**To be done**:
From the records below, pull each line that has "baseline".

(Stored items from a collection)
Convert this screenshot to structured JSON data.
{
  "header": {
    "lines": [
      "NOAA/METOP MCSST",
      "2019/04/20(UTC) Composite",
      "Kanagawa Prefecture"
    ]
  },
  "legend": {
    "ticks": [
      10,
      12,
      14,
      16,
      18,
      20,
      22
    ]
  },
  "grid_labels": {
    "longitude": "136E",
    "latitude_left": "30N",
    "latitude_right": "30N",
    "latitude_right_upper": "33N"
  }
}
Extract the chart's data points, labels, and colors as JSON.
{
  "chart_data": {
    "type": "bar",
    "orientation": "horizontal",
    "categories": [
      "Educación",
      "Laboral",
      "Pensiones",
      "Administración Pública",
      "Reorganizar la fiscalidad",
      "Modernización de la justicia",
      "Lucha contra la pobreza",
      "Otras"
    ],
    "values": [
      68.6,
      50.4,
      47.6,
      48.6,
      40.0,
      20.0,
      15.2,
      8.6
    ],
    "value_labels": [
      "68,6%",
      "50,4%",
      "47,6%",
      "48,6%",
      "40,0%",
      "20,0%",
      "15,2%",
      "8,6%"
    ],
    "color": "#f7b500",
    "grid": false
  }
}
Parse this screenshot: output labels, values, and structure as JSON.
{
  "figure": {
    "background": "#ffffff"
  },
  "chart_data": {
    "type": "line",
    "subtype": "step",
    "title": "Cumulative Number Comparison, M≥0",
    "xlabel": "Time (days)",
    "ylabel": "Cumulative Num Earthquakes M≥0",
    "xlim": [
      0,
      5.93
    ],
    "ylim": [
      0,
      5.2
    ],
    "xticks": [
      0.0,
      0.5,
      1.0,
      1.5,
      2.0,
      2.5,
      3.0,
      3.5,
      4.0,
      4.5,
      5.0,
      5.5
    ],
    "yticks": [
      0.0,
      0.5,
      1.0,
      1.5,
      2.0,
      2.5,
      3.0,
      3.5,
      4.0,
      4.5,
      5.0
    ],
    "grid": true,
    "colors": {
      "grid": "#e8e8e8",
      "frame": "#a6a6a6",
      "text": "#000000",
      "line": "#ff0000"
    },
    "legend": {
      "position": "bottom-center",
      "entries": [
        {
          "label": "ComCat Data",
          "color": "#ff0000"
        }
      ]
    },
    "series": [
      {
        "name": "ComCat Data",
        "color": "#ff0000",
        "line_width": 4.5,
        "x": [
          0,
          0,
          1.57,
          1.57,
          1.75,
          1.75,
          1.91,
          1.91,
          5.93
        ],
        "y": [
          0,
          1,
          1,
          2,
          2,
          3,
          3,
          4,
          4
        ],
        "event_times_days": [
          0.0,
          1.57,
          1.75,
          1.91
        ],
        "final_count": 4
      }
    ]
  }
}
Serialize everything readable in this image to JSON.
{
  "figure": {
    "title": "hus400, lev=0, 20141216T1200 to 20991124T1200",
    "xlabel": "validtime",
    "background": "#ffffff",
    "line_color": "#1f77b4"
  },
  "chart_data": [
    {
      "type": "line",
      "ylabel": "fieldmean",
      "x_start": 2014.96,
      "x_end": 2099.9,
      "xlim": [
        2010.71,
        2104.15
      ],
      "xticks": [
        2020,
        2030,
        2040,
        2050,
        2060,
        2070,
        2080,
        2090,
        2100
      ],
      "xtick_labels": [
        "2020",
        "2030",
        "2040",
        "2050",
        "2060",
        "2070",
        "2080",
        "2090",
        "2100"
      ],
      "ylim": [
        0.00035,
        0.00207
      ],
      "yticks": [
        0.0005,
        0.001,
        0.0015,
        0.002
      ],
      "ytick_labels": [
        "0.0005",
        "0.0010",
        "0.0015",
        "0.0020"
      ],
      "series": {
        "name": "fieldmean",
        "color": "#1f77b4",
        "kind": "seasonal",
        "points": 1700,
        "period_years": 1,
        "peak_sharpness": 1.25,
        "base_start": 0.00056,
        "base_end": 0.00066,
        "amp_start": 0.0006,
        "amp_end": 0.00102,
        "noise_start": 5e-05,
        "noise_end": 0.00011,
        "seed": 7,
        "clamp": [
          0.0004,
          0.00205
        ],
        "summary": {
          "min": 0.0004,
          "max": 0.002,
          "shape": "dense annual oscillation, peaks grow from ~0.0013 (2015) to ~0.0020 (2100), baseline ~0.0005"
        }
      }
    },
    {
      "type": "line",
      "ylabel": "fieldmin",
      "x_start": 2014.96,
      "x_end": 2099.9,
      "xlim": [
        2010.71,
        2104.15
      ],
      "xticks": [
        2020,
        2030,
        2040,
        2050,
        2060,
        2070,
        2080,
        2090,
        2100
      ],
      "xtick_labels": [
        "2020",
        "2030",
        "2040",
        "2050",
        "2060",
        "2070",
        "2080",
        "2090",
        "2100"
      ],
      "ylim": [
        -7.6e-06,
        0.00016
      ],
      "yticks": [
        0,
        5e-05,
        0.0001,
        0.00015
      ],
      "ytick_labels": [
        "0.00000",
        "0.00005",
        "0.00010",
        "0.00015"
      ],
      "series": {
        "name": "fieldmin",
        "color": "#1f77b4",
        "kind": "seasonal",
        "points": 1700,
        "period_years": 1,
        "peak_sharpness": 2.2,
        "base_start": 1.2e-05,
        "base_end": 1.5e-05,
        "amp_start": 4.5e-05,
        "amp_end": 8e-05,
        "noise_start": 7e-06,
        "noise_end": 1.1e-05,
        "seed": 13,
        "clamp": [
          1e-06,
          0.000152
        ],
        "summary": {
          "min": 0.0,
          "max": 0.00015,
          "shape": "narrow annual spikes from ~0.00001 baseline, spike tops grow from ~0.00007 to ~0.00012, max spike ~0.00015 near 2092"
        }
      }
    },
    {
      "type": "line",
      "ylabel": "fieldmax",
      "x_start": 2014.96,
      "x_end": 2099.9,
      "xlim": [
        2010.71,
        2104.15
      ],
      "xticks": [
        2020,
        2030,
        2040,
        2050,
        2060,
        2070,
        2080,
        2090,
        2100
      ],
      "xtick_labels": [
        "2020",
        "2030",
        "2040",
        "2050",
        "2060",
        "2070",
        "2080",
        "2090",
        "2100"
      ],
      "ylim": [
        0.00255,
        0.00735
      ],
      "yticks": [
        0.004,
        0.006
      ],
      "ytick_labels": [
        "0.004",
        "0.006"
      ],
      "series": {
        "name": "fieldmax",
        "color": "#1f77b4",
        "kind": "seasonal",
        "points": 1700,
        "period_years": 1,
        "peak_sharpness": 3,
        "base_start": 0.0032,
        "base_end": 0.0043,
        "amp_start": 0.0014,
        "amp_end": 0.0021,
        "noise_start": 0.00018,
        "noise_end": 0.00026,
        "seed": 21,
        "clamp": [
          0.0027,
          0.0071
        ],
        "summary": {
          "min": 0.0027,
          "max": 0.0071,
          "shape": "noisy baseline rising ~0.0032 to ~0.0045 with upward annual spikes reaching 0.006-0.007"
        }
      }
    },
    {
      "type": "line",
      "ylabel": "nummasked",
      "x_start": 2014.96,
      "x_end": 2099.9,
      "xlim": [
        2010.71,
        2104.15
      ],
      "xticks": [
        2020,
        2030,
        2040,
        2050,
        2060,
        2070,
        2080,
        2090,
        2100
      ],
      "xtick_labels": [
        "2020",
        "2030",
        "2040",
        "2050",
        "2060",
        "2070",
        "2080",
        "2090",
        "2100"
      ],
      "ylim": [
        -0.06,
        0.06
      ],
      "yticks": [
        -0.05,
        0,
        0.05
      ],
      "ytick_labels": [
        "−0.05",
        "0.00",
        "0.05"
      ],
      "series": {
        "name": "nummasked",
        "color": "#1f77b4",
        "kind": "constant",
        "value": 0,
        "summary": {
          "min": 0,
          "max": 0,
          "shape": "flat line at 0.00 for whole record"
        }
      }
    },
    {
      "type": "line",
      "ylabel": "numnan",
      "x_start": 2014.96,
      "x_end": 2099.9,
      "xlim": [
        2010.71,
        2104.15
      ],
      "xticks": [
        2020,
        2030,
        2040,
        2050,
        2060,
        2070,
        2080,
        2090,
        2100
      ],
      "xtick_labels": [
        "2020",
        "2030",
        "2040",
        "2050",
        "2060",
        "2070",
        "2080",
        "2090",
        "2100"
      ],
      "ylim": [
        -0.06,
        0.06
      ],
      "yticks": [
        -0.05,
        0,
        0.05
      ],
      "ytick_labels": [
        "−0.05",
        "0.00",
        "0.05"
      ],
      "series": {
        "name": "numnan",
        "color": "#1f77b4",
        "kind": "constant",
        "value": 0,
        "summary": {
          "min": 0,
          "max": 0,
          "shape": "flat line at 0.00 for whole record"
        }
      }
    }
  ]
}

**Solved exercise**:
          "shape": "dense annual oscillation, peaks grow from ~0.0013 (2015) to ~0.0020 (2100), baseline ~0.0005"
          "shape": "narrow annual spikes from ~0.00001 baseline, spike tops grow from ~0.00007 to ~0.00012, max spike ~0.00015 near 2092"
          "shape": "noisy baseline rising ~0.0032 to ~0.0045 with upward annual spikes reaching 0.006-0.007"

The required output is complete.